(SUPPLIED MATERIAL):
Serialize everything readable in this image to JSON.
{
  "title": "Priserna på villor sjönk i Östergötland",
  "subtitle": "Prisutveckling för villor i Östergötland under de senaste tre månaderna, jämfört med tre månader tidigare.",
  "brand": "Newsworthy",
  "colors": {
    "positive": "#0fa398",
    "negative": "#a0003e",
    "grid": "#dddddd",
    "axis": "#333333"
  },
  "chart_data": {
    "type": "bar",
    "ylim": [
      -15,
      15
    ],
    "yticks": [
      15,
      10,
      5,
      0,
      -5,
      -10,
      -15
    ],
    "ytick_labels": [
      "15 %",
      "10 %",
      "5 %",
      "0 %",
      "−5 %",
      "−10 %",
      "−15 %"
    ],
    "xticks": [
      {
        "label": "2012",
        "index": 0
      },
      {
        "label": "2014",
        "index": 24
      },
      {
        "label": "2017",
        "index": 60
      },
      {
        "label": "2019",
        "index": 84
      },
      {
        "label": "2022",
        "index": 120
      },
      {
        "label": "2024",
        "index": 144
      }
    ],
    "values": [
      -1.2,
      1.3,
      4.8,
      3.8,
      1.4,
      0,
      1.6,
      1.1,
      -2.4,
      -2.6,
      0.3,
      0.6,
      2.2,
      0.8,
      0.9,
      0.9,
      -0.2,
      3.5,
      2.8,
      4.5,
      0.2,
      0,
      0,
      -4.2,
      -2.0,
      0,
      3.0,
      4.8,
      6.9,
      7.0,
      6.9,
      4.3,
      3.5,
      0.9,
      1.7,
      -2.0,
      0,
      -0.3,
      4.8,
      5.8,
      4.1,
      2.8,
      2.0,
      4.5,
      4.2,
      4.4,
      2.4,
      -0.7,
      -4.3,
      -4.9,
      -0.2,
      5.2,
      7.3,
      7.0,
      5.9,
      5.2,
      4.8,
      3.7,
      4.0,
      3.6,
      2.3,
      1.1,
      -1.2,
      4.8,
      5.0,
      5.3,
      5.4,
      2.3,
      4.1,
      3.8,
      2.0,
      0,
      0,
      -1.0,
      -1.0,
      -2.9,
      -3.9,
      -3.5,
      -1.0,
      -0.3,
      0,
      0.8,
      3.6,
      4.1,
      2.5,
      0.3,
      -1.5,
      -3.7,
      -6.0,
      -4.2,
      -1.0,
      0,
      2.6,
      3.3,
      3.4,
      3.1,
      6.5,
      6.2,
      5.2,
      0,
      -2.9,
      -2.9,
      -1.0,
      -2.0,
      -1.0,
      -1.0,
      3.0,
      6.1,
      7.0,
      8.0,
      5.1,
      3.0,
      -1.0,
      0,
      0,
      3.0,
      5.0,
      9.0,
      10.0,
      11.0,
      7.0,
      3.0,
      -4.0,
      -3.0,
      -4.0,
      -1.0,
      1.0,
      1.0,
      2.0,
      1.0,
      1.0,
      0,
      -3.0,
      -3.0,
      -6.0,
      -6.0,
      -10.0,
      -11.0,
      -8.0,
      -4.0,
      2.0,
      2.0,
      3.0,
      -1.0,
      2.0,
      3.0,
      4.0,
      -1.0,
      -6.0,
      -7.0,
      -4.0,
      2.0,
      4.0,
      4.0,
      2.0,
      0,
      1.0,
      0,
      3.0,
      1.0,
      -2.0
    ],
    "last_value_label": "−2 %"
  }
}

(WHAT THE TASK ASKS): Make a list of all lines in the data that contain "Östergötland".

(ANSWER TO THE EXERCISE):
  "title": "Priserna på villor sjönk i Östergötland",
  "subtitle": "Prisutveckling för villor i Östergötland under de senaste tre månaderna, jämfört med tre månader tidigare.",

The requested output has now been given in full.